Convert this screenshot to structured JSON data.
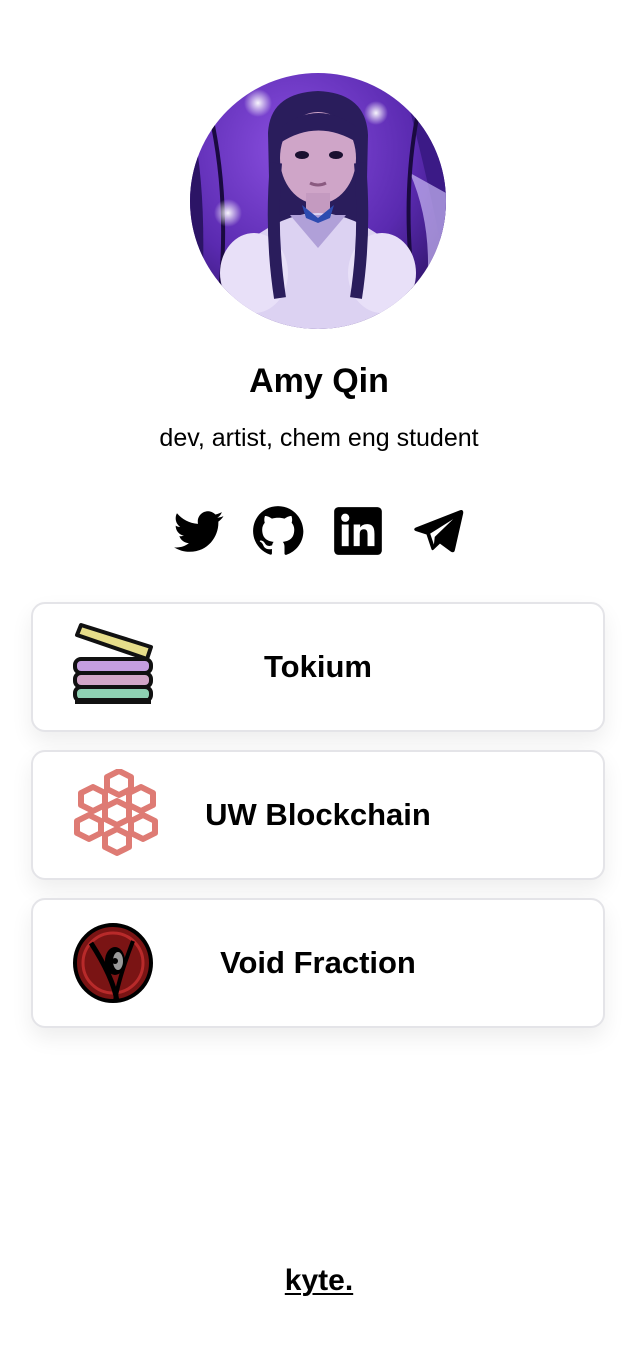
{
  "profile": {
    "name": "Amy Qin",
    "bio": "dev, artist, chem eng student",
    "avatar_icon": "avatar-portrait-illustration"
  },
  "socials": [
    {
      "icon": "twitter-icon"
    },
    {
      "icon": "github-icon"
    },
    {
      "icon": "linkedin-icon"
    },
    {
      "icon": "telegram-icon"
    }
  ],
  "links": [
    {
      "label": "Tokium",
      "icon": "tokium-logo-icon"
    },
    {
      "label": "UW Blockchain",
      "icon": "uw-blockchain-logo-icon"
    },
    {
      "label": "Void Fraction",
      "icon": "void-fraction-logo-icon"
    }
  ],
  "footer": {
    "brand": "kyte."
  },
  "colors": {
    "background": "#ffffff",
    "card_border": "#e4e4e8",
    "text": "#000000"
  }
}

----

Among the entries above, identify all lines with "logo" and copy them.

§ **Right answer**:
      "icon": "tokium-logo-icon"
      "icon": "uw-blockchain-logo-icon"
      "icon": "void-fraction-logo-icon"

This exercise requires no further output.